_Your goal:_ Write the records out again, keeping each line exactly as it is.

_Stored dataset items:_

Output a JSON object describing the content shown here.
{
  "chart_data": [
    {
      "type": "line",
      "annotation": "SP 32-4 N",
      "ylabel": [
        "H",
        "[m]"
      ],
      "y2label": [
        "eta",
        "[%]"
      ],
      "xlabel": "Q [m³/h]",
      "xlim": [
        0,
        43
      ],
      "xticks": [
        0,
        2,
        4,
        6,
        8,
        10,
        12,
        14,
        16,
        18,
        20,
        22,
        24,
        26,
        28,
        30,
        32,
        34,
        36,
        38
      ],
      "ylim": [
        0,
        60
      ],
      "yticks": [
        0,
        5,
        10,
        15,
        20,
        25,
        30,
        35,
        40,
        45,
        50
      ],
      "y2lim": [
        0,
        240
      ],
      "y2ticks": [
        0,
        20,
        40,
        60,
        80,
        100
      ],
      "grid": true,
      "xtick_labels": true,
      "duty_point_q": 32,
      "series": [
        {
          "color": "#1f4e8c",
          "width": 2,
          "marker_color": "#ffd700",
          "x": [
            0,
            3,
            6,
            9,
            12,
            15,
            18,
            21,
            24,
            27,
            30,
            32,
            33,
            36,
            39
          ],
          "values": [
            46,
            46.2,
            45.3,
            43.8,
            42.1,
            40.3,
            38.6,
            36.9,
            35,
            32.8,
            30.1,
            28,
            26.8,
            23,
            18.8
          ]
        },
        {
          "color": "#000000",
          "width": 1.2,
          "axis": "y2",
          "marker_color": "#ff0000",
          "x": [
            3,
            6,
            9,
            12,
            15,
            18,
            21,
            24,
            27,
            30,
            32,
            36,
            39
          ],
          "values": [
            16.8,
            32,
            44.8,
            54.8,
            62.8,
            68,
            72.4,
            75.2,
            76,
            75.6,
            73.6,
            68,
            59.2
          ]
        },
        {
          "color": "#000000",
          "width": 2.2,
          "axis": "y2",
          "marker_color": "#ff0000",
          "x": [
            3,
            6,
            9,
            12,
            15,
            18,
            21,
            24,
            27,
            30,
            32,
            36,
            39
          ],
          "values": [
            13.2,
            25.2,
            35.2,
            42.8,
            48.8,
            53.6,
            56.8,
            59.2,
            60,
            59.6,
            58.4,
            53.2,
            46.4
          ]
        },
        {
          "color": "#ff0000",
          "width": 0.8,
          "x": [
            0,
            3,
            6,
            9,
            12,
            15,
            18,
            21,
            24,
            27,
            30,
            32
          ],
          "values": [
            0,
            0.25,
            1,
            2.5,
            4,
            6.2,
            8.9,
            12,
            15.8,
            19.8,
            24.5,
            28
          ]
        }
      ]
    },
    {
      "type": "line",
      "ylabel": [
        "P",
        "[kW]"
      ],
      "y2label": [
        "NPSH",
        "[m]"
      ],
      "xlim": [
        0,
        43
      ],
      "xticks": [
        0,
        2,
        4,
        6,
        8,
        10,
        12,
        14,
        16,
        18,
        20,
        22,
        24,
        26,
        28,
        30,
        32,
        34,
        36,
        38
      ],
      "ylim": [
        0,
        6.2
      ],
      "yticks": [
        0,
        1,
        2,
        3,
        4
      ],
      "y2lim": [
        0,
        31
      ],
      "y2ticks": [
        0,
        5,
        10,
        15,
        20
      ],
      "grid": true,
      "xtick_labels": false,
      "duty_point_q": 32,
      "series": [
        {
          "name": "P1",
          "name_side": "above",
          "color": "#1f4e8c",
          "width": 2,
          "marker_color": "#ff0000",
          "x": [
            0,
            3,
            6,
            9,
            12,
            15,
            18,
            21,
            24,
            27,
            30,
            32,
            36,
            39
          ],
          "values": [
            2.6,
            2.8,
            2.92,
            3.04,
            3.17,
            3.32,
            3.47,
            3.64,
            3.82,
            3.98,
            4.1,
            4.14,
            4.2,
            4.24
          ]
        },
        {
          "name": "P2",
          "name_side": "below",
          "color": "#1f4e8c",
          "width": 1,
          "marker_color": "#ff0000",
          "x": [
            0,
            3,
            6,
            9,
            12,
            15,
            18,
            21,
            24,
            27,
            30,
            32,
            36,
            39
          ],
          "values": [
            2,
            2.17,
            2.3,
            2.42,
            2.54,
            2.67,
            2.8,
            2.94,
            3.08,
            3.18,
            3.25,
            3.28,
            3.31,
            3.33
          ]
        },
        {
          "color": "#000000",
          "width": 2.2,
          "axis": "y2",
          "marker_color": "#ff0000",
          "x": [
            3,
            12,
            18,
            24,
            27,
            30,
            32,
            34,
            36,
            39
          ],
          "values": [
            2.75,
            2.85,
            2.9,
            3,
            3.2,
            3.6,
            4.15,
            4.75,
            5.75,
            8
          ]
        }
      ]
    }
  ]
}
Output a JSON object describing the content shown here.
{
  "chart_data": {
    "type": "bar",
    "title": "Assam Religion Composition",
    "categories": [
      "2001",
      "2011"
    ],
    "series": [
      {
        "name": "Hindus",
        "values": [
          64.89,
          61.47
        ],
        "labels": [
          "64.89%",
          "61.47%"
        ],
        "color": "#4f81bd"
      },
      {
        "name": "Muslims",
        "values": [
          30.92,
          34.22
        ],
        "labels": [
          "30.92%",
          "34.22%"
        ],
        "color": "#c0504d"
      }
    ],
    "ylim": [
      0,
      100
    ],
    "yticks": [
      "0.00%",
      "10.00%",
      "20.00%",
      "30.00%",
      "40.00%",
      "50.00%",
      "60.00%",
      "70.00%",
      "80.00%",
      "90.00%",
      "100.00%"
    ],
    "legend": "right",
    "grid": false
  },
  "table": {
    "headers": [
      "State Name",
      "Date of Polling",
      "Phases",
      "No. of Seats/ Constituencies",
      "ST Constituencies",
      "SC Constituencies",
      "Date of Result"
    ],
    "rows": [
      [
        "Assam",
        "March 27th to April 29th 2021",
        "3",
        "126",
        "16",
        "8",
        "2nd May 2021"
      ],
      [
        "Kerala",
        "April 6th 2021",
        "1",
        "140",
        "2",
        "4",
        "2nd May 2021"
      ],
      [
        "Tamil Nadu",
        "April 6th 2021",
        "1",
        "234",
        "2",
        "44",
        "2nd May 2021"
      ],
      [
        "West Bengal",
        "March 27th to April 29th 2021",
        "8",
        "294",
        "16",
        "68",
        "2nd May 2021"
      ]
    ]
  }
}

_Answer for this exercise:_
Output a JSON object describing the content shown here.
{
  "chart_data": [
    {
      "type": "line",
      "annotation": "SP 32-4 N",
      "ylabel": [
        "H",
        "[m]"
      ],
      "y2label": [
        "eta",
        "[%]"
      ],
      "xlabel": "Q [m³/h]",
      "xlim": [
        0,
        43
      ],
      "xticks": [
        0,
        2,
        4,
        6,
        8,
        10,
        12,
        14,
        16,
        18,
        20,
        22,
        24,
        26,
        28,
        30,
        32,
        34,
        36,
        38
      ],
      "ylim": [
        0,
        60
      ],
      "yticks": [
        0,
        5,
        10,
        15,
        20,
        25,
        30,
        35,
        40,
        45,
        50
      ],
      "y2lim": [
        0,
        240
      ],
      "y2ticks": [
        0,
        20,
        40,
        60,
        80,
        100
      ],
      "grid": true,
      "xtick_labels": true,
      "duty_point_q": 32,
      "series": [
        {
          "color": "#1f4e8c",
          "width": 2,
          "marker_color": "#ffd700",
          "x": [
            0,
            3,
            6,
            9,
            12,
            15,
            18,
            21,
            24,
            27,
            30,
            32,
            33,
            36,
            39
          ],
          "values": [
            46,
            46.2,
            45.3,
            43.8,
            42.1,
            40.3,
            38.6,
            36.9,
            35,
            32.8,
            30.1,
            28,
            26.8,
            23,
            18.8
          ]
        },
        {
          "color": "#000000",
          "width": 1.2,
          "axis": "y2",
          "marker_color": "#ff0000",
          "x": [
            3,
            6,
            9,
            12,
            15,
            18,
            21,
            24,
            27,
            30,
            32,
            36,
            39
          ],
          "values": [
            16.8,
            32,
            44.8,
            54.8,
            62.8,
            68,
            72.4,
            75.2,
            76,
            75.6,
            73.6,
            68,
            59.2
          ]
        },
        {
          "color": "#000000",
          "width": 2.2,
          "axis": "y2",
          "marker_color": "#ff0000",
          "x": [
            3,
            6,
            9,
            12,
            15,
            18,
            21,
            24,
            27,
            30,
            32,
            36,
            39
          ],
          "values": [
            13.2,
            25.2,
            35.2,
            42.8,
            48.8,
            53.6,
            56.8,
            59.2,
            60,
            59.6,
            58.4,
            53.2,
            46.4
          ]
        },
        {
          "color": "#ff0000",
          "width": 0.8,
          "x": [
            0,
            3,
            6,
            9,
            12,
            15,
            18,
            21,
            24,
            27,
            30,
            32
          ],
          "values": [
            0,
            0.25,
            1,
            2.5,
            4,
            6.2,
            8.9,
            12,
            15.8,
            19.8,
            24.5,
            28
          ]
        }
      ]
    },
    {
      "type": "line",
      "ylabel": [
        "P",
        "[kW]"
      ],
      "y2label": [
        "NPSH",
        "[m]"
      ],
      "xlim": [
        0,
        43
      ],
      "xticks": [
        0,
        2,
        4,
        6,
        8,
        10,
        12,
        14,
        16,
        18,
        20,
        22,
        24,
        26,
        28,
        30,
        32,
        34,
        36,
        38
      ],
      "ylim": [
        0,
        6.2
      ],
      "yticks": [
        0,
        1,
        2,
        3,
        4
      ],
      "y2lim": [
        0,
        31
      ],
      "y2ticks": [
        0,
        5,
        10,
        15,
        20
      ],
      "grid": true,
      "xtick_labels": false,
      "duty_point_q": 32,
      "series": [
        {
          "name": "P1",
          "name_side": "above",
          "color": "#1f4e8c",
          "width": 2,
          "marker_color": "#ff0000",
          "x": [
            0,
            3,
            6,
            9,
            12,
            15,
            18,
            21,
            24,
            27,
            30,
            32,
            36,
            39
          ],
          "values": [
            2.6,
            2.8,
            2.92,
            3.04,
            3.17,
            3.32,
            3.47,
            3.64,
            3.82,
            3.98,
            4.1,
            4.14,
            4.2,
            4.24
          ]
        },
        {
          "name": "P2",
          "name_side": "below",
          "color": "#1f4e8c",
          "width": 1,
          "marker_color": "#ff0000",
          "x": [
            0,
            3,
            6,
            9,
            12,
            15,
            18,
            21,
            24,
            27,
            30,
            32,
            36,
            39
          ],
          "values": [
            2,
            2.17,
            2.3,
            2.42,
            2.54,
            2.67,
            2.8,
            2.94,
            3.08,
            3.18,
            3.25,
            3.28,
            3.31,
            3.33
          ]
        },
        {
          "color": "#000000",
          "width": 2.2,
          "axis": "y2",
          "marker_color": "#ff0000",
          "x": [
            3,
            12,
            18,
            24,
            27,
            30,
            32,
            34,
            36,
            39
          ],
          "values": [
            2.75,
            2.85,
            2.9,
            3,
            3.2,
            3.6,
            4.15,
            4.75,
            5.75,
            8
          ]
        }
      ]
    }
  ]
}
Output a JSON object describing the content shown here.
{
  "chart_data": {
    "type": "bar",
    "title": "Assam Religion Composition",
    "categories": [
      "2001",
      "2011"
    ],
    "series": [
      {
        "name": "Hindus",
        "values": [
          64.89,
          61.47
        ],
        "labels": [
          "64.89%",
          "61.47%"
        ],
        "color": "#4f81bd"
      },
      {
        "name": "Muslims",
        "values": [
          30.92,
          34.22
        ],
        "labels": [
          "30.92%",
          "34.22%"
        ],
        "color": "#c0504d"
      }
    ],
    "ylim": [
      0,
      100
    ],
    "yticks": [
      "0.00%",
      "10.00%",
      "20.00%",
      "30.00%",
      "40.00%",
      "50.00%",
      "60.00%",
      "70.00%",
      "80.00%",
      "90.00%",
      "100.00%"
    ],
    "legend": "right",
    "grid": false
  },
  "table": {
    "headers": [
      "State Name",
      "Date of Polling",
      "Phases",
      "No. of Seats/ Constituencies",
      "ST Constituencies",
      "SC Constituencies",
      "Date of Result"
    ],
    "rows": [
      [
        "Assam",
        "March 27th to April 29th 2021",
        "3",
        "126",
        "16",
        "8",
        "2nd May 2021"
      ],
      [
        "Kerala",
        "April 6th 2021",
        "1",
        "140",
        "2",
        "4",
        "2nd May 2021"
      ],
      [
        "Tamil Nadu",
        "April 6th 2021",
        "1",
        "234",
        "2",
        "44",
        "2nd May 2021"
      ],
      [
        "West Bengal",
        "March 27th to April 29th 2021",
        "8",
        "294",
        "16",
        "68",
        "2nd May 2021"
      ]
    ]
  }
}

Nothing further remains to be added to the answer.